◆ What needs to be done:
Below are some records: retype them all exactly, but not the pictures.

..............................

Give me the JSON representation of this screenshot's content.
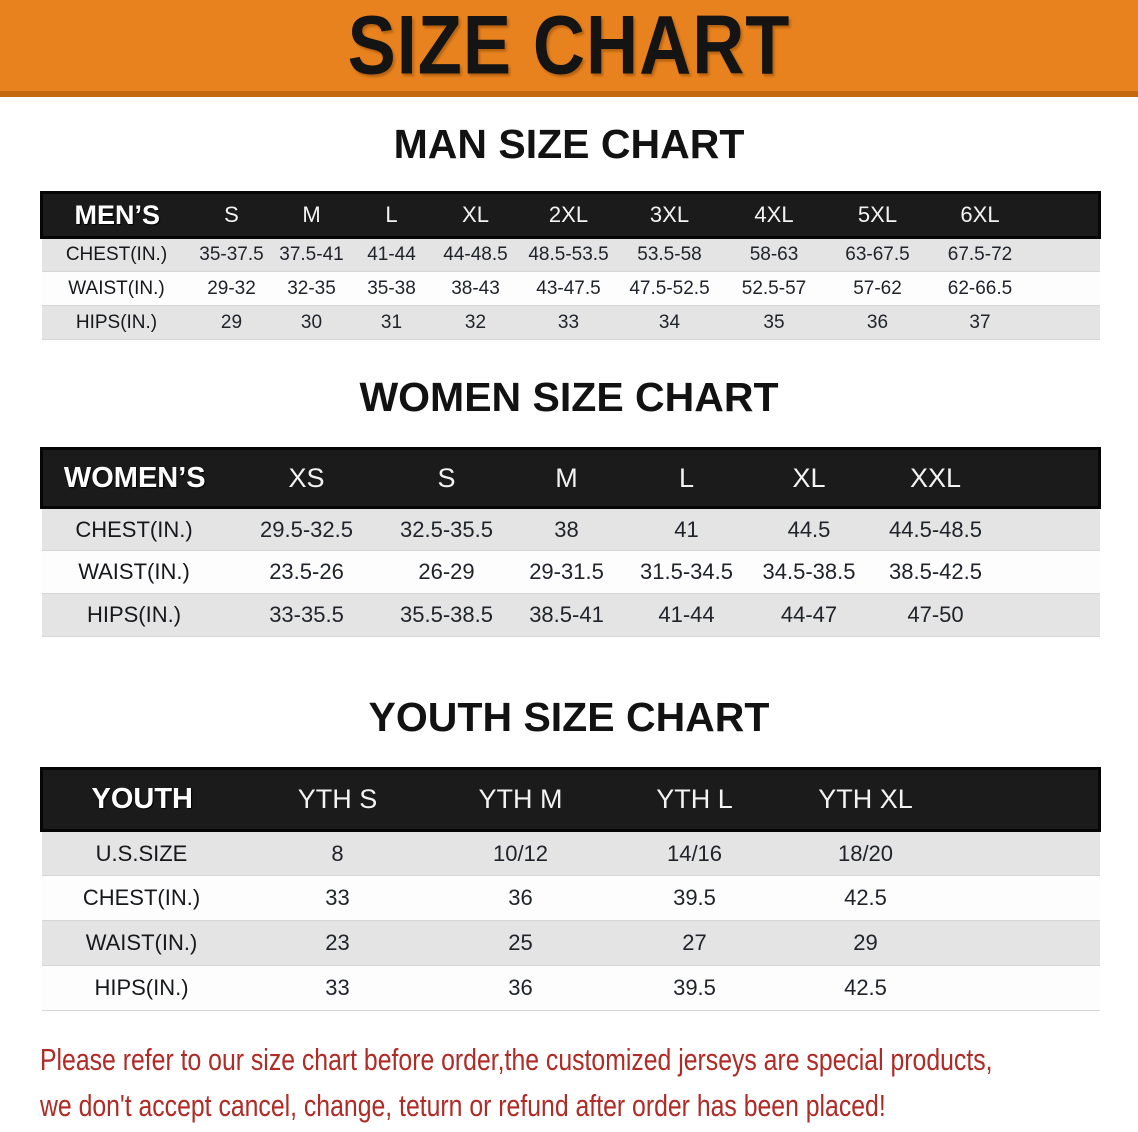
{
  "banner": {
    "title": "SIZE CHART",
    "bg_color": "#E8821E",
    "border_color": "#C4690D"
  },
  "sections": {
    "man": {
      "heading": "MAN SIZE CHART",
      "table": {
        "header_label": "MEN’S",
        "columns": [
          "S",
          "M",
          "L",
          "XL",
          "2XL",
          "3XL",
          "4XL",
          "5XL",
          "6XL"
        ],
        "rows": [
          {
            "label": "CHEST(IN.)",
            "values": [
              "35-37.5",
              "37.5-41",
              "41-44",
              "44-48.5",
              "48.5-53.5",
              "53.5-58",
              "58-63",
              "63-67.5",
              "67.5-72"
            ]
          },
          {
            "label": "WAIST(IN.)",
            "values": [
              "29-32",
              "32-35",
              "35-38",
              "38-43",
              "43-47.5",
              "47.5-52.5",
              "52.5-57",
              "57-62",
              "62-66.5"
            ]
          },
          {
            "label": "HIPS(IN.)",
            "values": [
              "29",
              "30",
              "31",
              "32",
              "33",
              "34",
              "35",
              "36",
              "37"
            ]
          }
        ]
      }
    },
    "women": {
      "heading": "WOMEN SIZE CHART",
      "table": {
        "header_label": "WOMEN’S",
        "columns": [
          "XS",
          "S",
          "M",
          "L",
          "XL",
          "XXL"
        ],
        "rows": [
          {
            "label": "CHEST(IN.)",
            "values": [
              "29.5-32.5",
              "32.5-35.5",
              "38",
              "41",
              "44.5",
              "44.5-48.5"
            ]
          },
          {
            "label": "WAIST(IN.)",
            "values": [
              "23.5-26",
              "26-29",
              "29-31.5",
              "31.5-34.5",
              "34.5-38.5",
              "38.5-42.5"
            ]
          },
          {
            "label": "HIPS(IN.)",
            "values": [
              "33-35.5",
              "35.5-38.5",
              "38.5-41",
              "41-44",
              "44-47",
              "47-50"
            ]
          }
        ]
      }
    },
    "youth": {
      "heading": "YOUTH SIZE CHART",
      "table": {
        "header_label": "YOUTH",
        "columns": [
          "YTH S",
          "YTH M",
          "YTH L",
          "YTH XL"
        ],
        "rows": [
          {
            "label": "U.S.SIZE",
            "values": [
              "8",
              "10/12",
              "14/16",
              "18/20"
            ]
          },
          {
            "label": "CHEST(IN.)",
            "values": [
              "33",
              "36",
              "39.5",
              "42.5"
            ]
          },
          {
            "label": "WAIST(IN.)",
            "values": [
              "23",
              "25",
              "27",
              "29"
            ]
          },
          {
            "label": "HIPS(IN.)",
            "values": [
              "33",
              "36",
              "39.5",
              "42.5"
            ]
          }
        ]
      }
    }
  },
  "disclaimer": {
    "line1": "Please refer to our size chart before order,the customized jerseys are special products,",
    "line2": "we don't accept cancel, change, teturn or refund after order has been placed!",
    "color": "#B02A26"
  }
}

..............................

◆ Complete output:
Give me the JSON representation of this screenshot's content.
{
  "banner": {
    "title": "SIZE CHART",
    "bg_color": "#E8821E",
    "border_color": "#C4690D"
  },
  "sections": {
    "man": {
      "heading": "MAN SIZE CHART",
      "table": {
        "header_label": "MEN’S",
        "columns": [
          "S",
          "M",
          "L",
          "XL",
          "2XL",
          "3XL",
          "4XL",
          "5XL",
          "6XL"
        ],
        "rows": [
          {
            "label": "CHEST(IN.)",
            "values": [
              "35-37.5",
              "37.5-41",
              "41-44",
              "44-48.5",
              "48.5-53.5",
              "53.5-58",
              "58-63",
              "63-67.5",
              "67.5-72"
            ]
          },
          {
            "label": "WAIST(IN.)",
            "values": [
              "29-32",
              "32-35",
              "35-38",
              "38-43",
              "43-47.5",
              "47.5-52.5",
              "52.5-57",
              "57-62",
              "62-66.5"
            ]
          },
          {
            "label": "HIPS(IN.)",
            "values": [
              "29",
              "30",
              "31",
              "32",
              "33",
              "34",
              "35",
              "36",
              "37"
            ]
          }
        ]
      }
    },
    "women": {
      "heading": "WOMEN SIZE CHART",
      "table": {
        "header_label": "WOMEN’S",
        "columns": [
          "XS",
          "S",
          "M",
          "L",
          "XL",
          "XXL"
        ],
        "rows": [
          {
            "label": "CHEST(IN.)",
            "values": [
              "29.5-32.5",
              "32.5-35.5",
              "38",
              "41",
              "44.5",
              "44.5-48.5"
            ]
          },
          {
            "label": "WAIST(IN.)",
            "values": [
              "23.5-26",
              "26-29",
              "29-31.5",
              "31.5-34.5",
              "34.5-38.5",
              "38.5-42.5"
            ]
          },
          {
            "label": "HIPS(IN.)",
            "values": [
              "33-35.5",
              "35.5-38.5",
              "38.5-41",
              "41-44",
              "44-47",
              "47-50"
            ]
          }
        ]
      }
    },
    "youth": {
      "heading": "YOUTH SIZE CHART",
      "table": {
        "header_label": "YOUTH",
        "columns": [
          "YTH S",
          "YTH M",
          "YTH L",
          "YTH XL"
        ],
        "rows": [
          {
            "label": "U.S.SIZE",
            "values": [
              "8",
              "10/12",
              "14/16",
              "18/20"
            ]
          },
          {
            "label": "CHEST(IN.)",
            "values": [
              "33",
              "36",
              "39.5",
              "42.5"
            ]
          },
          {
            "label": "WAIST(IN.)",
            "values": [
              "23",
              "25",
              "27",
              "29"
            ]
          },
          {
            "label": "HIPS(IN.)",
            "values": [
              "33",
              "36",
              "39.5",
              "42.5"
            ]
          }
        ]
      }
    }
  },
  "disclaimer": {
    "line1": "Please refer to our size chart before order,the customized jerseys are special products,",
    "line2": "we don't accept cancel, change, teturn or refund after order has been placed!",
    "color": "#B02A26"
  }
}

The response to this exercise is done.